- [YOUR TASK]
Every line that includes the word "image" is to be listed.

- [ENTRIES SUPPLIED]
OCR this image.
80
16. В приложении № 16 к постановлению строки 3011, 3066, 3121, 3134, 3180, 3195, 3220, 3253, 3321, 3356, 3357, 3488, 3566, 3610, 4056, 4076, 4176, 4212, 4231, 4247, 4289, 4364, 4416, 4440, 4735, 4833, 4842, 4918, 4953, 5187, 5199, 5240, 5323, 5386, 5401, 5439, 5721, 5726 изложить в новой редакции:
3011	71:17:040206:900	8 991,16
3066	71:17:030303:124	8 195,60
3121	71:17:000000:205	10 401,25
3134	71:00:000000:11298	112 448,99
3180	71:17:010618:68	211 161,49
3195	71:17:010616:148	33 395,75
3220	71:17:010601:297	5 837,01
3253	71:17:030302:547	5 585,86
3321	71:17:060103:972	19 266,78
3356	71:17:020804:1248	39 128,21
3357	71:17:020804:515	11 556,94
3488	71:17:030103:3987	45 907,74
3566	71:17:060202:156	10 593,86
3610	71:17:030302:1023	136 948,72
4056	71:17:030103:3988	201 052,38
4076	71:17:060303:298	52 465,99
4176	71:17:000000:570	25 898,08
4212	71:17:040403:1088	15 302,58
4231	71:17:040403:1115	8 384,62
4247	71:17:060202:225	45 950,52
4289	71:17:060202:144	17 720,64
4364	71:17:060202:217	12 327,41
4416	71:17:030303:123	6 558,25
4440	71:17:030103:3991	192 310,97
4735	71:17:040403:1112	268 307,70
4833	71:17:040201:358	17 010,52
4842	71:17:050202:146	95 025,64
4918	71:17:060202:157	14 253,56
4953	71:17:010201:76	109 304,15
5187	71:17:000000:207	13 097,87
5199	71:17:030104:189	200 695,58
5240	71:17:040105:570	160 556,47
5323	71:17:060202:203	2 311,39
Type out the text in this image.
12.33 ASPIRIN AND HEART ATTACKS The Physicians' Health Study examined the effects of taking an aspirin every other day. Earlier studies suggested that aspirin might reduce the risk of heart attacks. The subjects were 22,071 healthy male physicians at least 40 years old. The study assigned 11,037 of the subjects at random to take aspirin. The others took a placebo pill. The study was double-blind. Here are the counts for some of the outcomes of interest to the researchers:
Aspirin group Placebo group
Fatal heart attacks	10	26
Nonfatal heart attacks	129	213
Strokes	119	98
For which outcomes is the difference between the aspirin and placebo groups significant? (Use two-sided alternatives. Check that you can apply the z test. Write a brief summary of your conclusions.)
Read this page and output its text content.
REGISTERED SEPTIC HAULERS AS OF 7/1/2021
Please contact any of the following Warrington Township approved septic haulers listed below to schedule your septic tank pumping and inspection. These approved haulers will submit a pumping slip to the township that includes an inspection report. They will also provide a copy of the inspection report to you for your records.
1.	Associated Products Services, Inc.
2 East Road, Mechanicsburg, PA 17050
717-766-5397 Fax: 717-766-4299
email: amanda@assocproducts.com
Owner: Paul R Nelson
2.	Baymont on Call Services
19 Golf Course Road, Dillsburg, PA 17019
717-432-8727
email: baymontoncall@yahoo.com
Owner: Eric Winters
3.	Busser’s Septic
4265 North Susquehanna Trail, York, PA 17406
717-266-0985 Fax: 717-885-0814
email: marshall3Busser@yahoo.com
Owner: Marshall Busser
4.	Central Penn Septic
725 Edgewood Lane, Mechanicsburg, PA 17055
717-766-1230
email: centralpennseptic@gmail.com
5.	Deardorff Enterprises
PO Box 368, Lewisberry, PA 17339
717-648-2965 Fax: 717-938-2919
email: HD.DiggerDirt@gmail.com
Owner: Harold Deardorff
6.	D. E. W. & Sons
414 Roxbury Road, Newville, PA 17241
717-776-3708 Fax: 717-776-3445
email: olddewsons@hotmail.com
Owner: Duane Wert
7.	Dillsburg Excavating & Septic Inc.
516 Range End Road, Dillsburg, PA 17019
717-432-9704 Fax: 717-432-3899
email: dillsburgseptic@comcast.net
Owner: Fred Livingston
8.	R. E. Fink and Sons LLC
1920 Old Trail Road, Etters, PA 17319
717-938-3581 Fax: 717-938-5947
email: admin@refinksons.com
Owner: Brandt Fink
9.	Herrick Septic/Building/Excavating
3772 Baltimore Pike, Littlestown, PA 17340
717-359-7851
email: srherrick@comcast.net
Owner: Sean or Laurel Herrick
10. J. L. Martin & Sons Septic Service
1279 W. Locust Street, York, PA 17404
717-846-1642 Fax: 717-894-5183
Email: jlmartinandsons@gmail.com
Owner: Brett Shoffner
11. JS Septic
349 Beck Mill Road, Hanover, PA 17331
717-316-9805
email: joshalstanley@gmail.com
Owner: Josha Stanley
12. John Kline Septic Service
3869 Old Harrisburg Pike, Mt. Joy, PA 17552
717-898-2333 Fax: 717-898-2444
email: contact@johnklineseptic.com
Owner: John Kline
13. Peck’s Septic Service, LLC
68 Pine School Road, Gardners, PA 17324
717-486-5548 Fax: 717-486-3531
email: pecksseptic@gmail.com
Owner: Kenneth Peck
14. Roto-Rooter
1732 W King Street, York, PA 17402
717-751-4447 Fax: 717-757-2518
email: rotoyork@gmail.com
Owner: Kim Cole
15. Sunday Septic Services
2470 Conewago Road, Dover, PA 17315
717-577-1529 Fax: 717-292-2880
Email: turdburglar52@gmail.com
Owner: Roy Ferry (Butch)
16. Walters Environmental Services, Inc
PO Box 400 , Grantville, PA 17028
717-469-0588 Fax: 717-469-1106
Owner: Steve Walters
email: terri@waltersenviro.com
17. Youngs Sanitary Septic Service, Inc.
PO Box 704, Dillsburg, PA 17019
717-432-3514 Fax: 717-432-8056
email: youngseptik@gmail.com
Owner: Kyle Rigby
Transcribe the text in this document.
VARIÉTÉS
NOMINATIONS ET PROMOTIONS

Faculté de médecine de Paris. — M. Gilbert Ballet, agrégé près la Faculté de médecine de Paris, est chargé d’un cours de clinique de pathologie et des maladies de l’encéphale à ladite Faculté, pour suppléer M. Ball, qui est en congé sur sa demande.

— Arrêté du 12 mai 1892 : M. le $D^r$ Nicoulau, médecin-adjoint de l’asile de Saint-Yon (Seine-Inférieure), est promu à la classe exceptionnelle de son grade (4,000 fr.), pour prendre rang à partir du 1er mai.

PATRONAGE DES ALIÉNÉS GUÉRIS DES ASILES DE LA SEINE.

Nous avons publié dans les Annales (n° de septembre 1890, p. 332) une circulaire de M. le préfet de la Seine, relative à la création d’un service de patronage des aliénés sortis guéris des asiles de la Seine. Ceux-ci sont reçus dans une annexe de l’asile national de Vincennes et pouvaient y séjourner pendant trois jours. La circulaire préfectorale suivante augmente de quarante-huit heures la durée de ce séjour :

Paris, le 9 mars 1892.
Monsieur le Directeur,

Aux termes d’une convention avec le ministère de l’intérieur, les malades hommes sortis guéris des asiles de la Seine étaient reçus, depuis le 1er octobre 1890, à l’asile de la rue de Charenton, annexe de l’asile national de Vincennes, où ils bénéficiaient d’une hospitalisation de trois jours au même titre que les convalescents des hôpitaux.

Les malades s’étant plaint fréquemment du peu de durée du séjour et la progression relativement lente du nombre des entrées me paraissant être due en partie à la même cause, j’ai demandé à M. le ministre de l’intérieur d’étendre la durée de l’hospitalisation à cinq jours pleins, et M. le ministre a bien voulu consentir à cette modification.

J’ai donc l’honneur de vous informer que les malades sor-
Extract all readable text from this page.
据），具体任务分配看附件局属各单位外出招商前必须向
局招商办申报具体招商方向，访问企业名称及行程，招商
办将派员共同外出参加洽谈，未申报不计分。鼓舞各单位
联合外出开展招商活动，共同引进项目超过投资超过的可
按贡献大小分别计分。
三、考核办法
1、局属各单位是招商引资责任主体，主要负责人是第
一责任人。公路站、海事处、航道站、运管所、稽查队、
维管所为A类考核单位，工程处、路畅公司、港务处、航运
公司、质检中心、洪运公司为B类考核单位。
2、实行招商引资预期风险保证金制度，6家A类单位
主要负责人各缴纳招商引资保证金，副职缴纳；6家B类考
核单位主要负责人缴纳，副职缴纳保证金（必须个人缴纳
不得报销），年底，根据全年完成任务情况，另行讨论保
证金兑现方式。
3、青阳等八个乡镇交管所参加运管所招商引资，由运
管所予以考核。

- [ANSWER TO THE TASK]
OCR this image.
Type out the text in this image.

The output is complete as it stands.